§ SEITENTEXT:

———

Die Bewohnerinnen und Bewohner des "Hauses Panorama" in Wien Brigittenau z.B. müssen ab dem nächsten Semester zwischen 11 und 20 Euro mehr pro Monat für ihre Zimmer bezahlen. Das Haus ist eines von 15 Studentenheimen, die die WIHAST (Wirtschaftshilfe der Arbeiterstudenten) in Wien und Niederösterreich betreibt. In allen steigen die Mieten um fünf bis neun Prozent.

Günstiges Wohnen - Welche Möglichkeiten gibt es?

  • Studentenheime sind nach wie vor am günstigsten, weil die Kosten für Strom, Heizung, Internet etc. im Mietpreis bereits enthalten sind.
  • Auf der ÖH-Wohnbörse gibt es Angebote für Wohnungen, Garconnieren und WG-Zimmer in ganz Österreich, oft auch provisionsfrei. Zusätzlich betreiben die meisten Unis und Fachhochschulen eigene Plattformen und Beratungsstellen.
  • Wohnen für Hilfe: Das Grazer Projekt vermittelt Gratis-Zimmer für Studierende bei älteren Menschen, die Hilfe im Haushalt brauchen. Das Prinzip ist einfach: 1m2 Wohnen = 1 Stunde Hilfe im Monat.
  • Wiener Wohnen für Studierende: In Wien können Studierende um eine Ein-Zimmer-Wohnung im Gemeindebau ansuchen. Das gilt auch für Nicht-WienerInnen. Der/die AntragstellerIn muss unter 26 Jahre alt, und seit mindestens einem Jahr in einem Wiener Studentenheim gemeldet sein. Aufgepasst: Wer die vorgeschlagene Wohnung ablehnt, darf keinen zweiten Antrag stellen.

———

§ SCHRIFTLICHE AUFGABE 1:
Gib den Text über studentisches Wohnen von „Günstiges Wohnen - Welche“ bis einschließlich „Hilfe im Monat.“ wörtlich wieder.
Der Text über studentisches Wohnen und die Einträge haben nichts miteinander zu tun.

(Gespeicherte Einträge)
———

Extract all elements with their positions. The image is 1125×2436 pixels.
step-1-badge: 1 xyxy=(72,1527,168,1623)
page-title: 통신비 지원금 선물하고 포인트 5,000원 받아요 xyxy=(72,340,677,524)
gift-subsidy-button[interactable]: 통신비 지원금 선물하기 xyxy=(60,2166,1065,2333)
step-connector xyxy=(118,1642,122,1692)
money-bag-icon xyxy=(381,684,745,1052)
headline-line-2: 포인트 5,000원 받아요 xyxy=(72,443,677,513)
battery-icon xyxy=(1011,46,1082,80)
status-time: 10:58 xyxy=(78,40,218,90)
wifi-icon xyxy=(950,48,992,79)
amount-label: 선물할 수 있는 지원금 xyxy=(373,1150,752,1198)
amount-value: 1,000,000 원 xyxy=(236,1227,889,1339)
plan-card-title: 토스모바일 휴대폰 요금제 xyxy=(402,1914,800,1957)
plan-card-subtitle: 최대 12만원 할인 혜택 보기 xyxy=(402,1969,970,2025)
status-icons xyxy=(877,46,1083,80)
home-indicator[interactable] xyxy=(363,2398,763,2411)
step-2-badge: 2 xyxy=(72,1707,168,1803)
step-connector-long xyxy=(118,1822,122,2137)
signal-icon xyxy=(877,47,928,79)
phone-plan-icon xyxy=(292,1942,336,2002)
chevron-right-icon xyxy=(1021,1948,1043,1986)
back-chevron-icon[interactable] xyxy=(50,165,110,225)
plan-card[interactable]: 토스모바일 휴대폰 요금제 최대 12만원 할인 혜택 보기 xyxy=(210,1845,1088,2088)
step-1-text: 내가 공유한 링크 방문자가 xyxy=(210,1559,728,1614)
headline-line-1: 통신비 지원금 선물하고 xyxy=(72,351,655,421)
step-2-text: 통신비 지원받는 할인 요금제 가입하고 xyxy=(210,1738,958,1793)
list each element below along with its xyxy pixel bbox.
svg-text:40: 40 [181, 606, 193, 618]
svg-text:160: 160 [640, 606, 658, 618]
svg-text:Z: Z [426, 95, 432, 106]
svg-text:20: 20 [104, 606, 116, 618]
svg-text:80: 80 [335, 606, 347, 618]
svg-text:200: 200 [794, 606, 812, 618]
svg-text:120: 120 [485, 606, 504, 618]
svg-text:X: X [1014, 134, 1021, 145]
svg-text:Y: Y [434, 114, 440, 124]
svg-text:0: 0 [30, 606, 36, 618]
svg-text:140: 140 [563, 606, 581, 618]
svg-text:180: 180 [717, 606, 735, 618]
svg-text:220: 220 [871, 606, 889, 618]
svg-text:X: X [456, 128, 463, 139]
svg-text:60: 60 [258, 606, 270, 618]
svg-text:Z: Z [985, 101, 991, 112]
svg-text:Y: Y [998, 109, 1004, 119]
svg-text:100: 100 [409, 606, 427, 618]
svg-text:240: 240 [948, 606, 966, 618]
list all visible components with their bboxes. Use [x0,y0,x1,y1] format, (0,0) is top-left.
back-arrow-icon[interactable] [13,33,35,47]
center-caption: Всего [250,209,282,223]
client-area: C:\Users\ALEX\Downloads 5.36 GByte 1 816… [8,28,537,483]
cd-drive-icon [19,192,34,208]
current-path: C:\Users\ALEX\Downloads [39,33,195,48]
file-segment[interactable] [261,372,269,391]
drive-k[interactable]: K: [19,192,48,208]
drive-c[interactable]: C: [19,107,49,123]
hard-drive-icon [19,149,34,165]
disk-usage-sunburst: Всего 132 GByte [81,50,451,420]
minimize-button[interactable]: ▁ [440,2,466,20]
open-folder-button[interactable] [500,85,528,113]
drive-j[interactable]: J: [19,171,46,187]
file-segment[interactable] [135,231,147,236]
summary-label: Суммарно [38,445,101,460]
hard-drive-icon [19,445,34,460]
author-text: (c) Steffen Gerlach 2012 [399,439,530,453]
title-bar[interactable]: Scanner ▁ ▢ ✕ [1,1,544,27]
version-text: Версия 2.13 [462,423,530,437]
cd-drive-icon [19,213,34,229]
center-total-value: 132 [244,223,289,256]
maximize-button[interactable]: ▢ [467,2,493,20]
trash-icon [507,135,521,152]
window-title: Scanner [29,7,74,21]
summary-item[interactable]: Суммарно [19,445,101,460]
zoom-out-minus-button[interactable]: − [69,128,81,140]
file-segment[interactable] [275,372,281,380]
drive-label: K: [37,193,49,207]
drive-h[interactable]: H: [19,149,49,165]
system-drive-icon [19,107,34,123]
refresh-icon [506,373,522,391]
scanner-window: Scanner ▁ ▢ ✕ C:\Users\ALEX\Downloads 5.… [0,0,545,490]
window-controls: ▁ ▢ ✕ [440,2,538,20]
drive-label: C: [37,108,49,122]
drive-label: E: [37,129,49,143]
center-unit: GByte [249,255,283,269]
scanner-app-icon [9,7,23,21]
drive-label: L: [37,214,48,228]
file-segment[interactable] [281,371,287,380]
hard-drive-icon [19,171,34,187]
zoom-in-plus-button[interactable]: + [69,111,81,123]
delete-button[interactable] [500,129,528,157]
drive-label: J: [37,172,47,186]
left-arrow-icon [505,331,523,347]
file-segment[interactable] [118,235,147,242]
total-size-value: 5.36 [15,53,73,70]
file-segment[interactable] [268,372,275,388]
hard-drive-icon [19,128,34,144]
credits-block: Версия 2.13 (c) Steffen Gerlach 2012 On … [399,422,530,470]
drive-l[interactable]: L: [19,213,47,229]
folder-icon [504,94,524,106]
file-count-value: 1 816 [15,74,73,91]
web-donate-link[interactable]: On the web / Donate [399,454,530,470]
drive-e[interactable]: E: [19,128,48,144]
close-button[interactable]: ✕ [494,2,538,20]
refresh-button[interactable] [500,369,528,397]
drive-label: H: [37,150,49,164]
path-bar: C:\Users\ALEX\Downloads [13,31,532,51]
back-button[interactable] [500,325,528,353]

———

§ SCHRIFTLICHE AUFGABE 2:
Schreibe die gespeicherten Einträge vom Anfang bis einschließlich der Zeile mit „status-time: 10:58 xyxy=(78,40,218,90)“ als JSON-Liste von Strings um, mit einem String pro Zeile und ohne Leerzeilen.

§ LÖSUNG 1:
Günstiges Wohnen - Welche Möglichkeiten gibt es?

  • Studentenheime sind nach wie vor am günstigsten, weil die Kosten für Strom, Heizung, Internet etc. im Mietpreis bereits enthalten sind.
  • Auf der ÖH-Wohnbörse gibt es Angebote für Wohnungen, Garconnieren und WG-Zimmer in ganz Österreich, oft auch provisionsfrei. Zusätzlich betreiben die meisten Unis und Fachhochschulen eigene Plattformen und Beratungsstellen.
  • Wohnen für Hilfe: Das Grazer Projekt vermittelt Gratis-Zimmer für Studierende bei älteren Menschen, die Hilfe im Haushalt brauchen. Das Prinzip ist einfach: 1m2 Wohnen = 1 Stunde Hilfe im Monat.

§ LÖSUNG 2:
[
  "Extract all elements with their positions. The image is 1125×2436 pixels.",
  "step-1-badge: 1 xyxy=(72,1527,168,1623)",
  "page-title: 통신비 지원금 선물하고 포인트 5,000원 받아요 xyxy=(72,340,677,524)",
  "gift-subsidy-button[interactable]: 통신비 지원금 선물하기 xyxy=(60,2166,1065,2333)",
  "step-connector xyxy=(118,1642,122,1692)",
  "money-bag-icon xyxy=(381,684,745,1052)",
  "headline-line-2: 포인트 5,000원 받아요 xyxy=(72,443,677,513)",
  "battery-icon xyxy=(1011,46,1082,80)",
  "status-time: 10:58 xyxy=(78,40,218,90)"
]